++++ Exercise inputs ++++

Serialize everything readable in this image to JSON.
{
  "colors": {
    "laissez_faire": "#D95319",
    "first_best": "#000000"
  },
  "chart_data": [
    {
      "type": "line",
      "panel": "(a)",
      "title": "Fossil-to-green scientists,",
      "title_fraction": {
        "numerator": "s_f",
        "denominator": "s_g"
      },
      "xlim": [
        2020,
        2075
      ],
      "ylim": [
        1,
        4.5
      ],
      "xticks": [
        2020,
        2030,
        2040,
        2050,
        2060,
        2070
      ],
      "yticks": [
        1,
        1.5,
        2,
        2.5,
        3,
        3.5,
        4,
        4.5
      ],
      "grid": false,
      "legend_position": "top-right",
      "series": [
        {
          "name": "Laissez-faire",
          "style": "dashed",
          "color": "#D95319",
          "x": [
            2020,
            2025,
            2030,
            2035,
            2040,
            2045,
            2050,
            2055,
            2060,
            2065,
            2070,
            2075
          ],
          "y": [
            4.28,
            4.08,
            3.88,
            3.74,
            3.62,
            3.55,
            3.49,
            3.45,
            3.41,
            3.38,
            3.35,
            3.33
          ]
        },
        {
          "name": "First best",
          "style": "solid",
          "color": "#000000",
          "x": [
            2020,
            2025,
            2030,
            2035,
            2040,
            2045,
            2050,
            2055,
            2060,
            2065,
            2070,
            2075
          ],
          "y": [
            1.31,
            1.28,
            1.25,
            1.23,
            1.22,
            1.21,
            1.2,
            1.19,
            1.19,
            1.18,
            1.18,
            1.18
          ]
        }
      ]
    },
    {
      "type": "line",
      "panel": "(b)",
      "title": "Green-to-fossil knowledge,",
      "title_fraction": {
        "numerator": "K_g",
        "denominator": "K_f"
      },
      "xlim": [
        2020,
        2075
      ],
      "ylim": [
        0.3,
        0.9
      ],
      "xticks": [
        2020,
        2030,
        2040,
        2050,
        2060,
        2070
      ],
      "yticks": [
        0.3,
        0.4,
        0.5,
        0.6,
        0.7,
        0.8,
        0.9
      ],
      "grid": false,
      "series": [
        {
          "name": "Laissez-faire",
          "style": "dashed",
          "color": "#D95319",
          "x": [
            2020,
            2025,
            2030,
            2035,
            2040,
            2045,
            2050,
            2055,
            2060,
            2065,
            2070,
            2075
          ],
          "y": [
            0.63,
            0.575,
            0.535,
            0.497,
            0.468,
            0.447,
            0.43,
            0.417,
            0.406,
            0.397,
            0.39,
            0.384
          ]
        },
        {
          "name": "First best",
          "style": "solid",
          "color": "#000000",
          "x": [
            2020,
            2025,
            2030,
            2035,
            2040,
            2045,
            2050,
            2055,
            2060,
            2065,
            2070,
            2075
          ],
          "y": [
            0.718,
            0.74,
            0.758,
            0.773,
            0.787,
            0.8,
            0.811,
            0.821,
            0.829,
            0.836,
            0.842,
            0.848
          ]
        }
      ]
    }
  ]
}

++++

_Aim of the exercise_: Here, the records must be output exactly and in full.

_Completed task_:
Serialize everything readable in this image to JSON.
{
  "colors": {
    "laissez_faire": "#D95319",
    "first_best": "#000000"
  },
  "chart_data": [
    {
      "type": "line",
      "panel": "(a)",
      "title": "Fossil-to-green scientists,",
      "title_fraction": {
        "numerator": "s_f",
        "denominator": "s_g"
      },
      "xlim": [
        2020,
        2075
      ],
      "ylim": [
        1,
        4.5
      ],
      "xticks": [
        2020,
        2030,
        2040,
        2050,
        2060,
        2070
      ],
      "yticks": [
        1,
        1.5,
        2,
        2.5,
        3,
        3.5,
        4,
        4.5
      ],
      "grid": false,
      "legend_position": "top-right",
      "series": [
        {
          "name": "Laissez-faire",
          "style": "dashed",
          "color": "#D95319",
          "x": [
            2020,
            2025,
            2030,
            2035,
            2040,
            2045,
            2050,
            2055,
            2060,
            2065,
            2070,
            2075
          ],
          "y": [
            4.28,
            4.08,
            3.88,
            3.74,
            3.62,
            3.55,
            3.49,
            3.45,
            3.41,
            3.38,
            3.35,
            3.33
          ]
        },
        {
          "name": "First best",
          "style": "solid",
          "color": "#000000",
          "x": [
            2020,
            2025,
            2030,
            2035,
            2040,
            2045,
            2050,
            2055,
            2060,
            2065,
            2070,
            2075
          ],
          "y": [
            1.31,
            1.28,
            1.25,
            1.23,
            1.22,
            1.21,
            1.2,
            1.19,
            1.19,
            1.18,
            1.18,
            1.18
          ]
        }
      ]
    },
    {
      "type": "line",
      "panel": "(b)",
      "title": "Green-to-fossil knowledge,",
      "title_fraction": {
        "numerator": "K_g",
        "denominator": "K_f"
      },
      "xlim": [
        2020,
        2075
      ],
      "ylim": [
        0.3,
        0.9
      ],
      "xticks": [
        2020,
        2030,
        2040,
        2050,
        2060,
        2070
      ],
      "yticks": [
        0.3,
        0.4,
        0.5,
        0.6,
        0.7,
        0.8,
        0.9
      ],
      "grid": false,
      "series": [
        {
          "name": "Laissez-faire",
          "style": "dashed",
          "color": "#D95319",
          "x": [
            2020,
            2025,
            2030,
            2035,
            2040,
            2045,
            2050,
            2055,
            2060,
            2065,
            2070,
            2075
          ],
          "y": [
            0.63,
            0.575,
            0.535,
            0.497,
            0.468,
            0.447,
            0.43,
            0.417,
            0.406,
            0.397,
            0.39,
            0.384
          ]
        },
        {
          "name": "First best",
          "style": "solid",
          "color": "#000000",
          "x": [
            2020,
            2025,
            2030,
            2035,
            2040,
            2045,
            2050,
            2055,
            2060,
            2065,
            2070,
            2075
          ],
          "y": [
            0.718,
            0.74,
            0.758,
            0.773,
            0.787,
            0.8,
            0.811,
            0.821,
            0.829,
            0.836,
            0.842,
            0.848
          ]
        }
      ]
    }
  ]
}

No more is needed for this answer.